Figure out how many lines of the material below contain the word "data". Answer with the number only.

(ENTRIES SUPPLIED)
---*---
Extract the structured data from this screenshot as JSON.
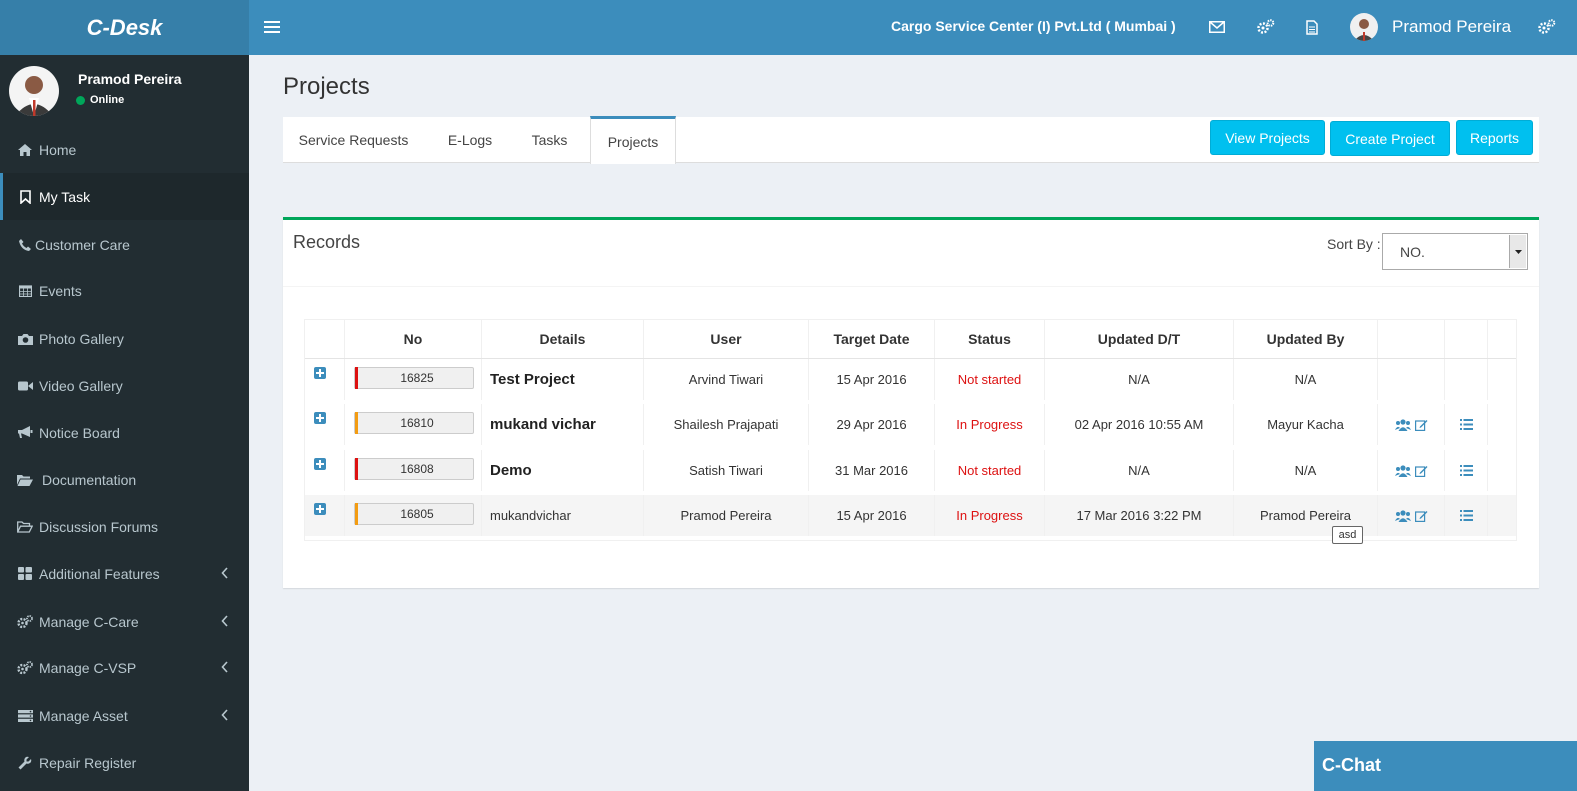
---*---
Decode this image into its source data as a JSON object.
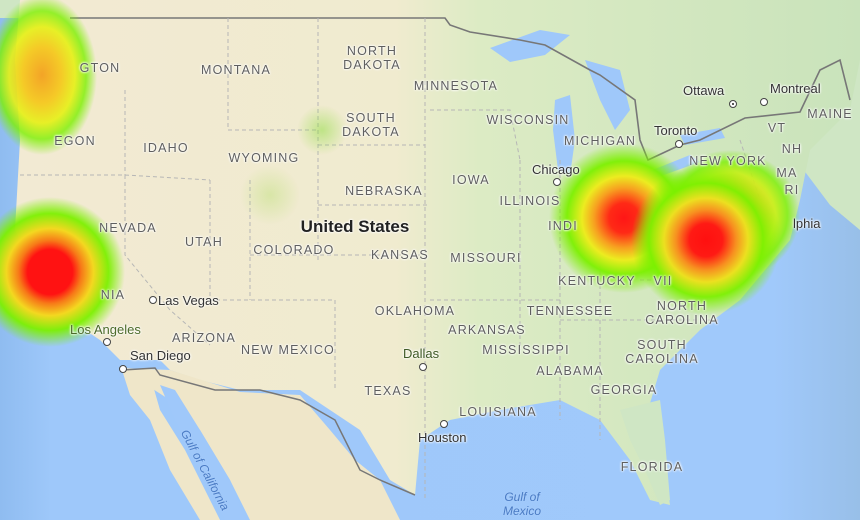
---*---
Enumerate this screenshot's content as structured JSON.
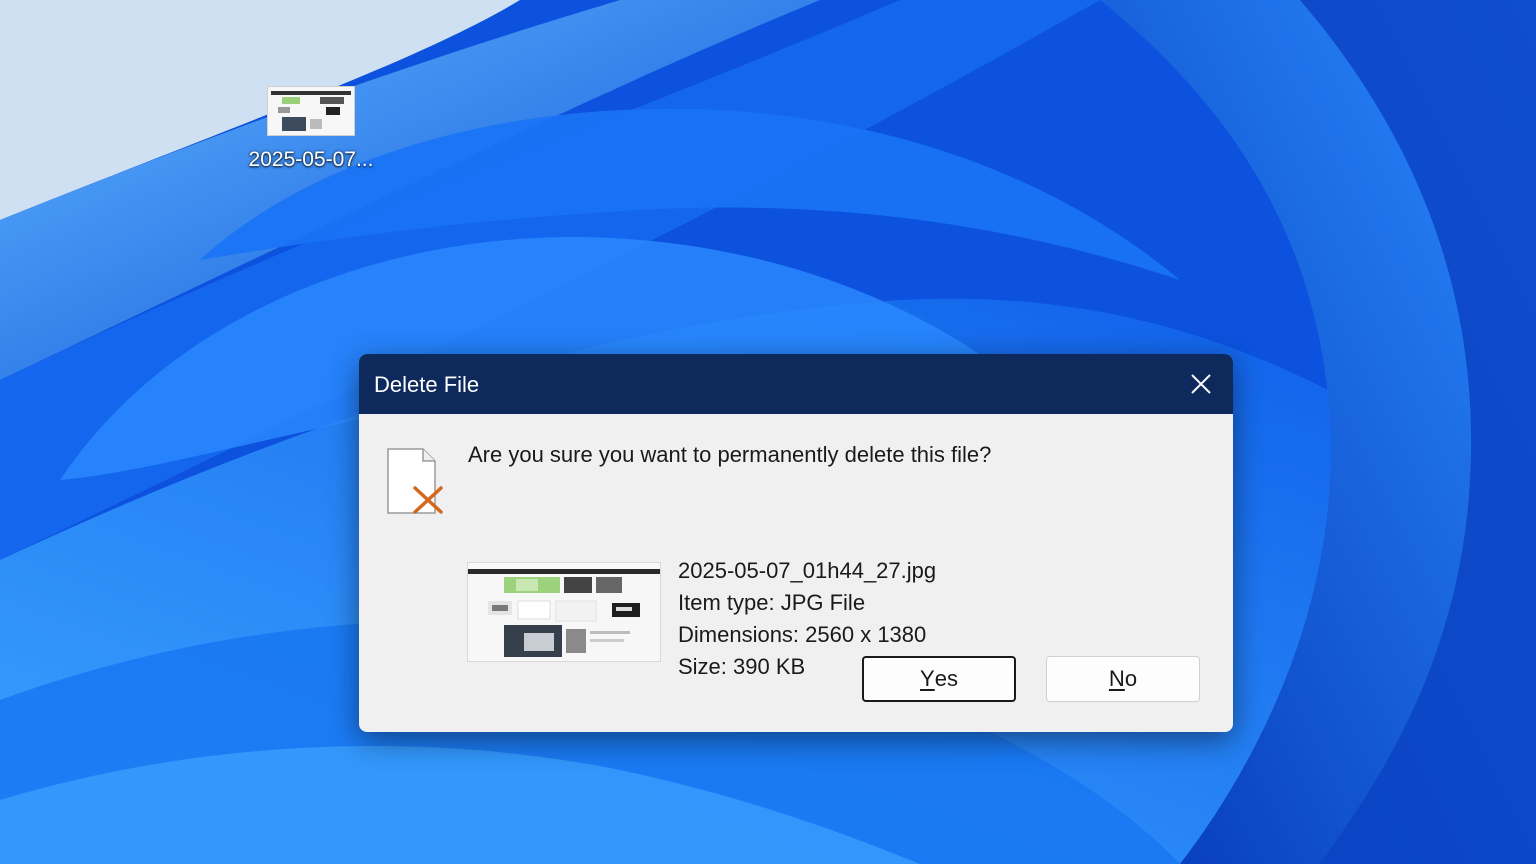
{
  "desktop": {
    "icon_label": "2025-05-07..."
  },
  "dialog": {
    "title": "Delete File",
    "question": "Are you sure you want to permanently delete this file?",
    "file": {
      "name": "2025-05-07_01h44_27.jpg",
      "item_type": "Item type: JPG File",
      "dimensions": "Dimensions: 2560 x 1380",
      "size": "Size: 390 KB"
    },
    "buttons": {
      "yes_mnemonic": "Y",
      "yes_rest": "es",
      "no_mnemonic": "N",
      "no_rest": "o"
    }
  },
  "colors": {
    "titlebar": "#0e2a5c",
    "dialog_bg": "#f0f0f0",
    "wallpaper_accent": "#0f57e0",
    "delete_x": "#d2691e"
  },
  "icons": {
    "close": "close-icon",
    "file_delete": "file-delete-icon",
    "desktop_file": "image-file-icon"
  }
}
---*---
(WORKED ANSWER)
2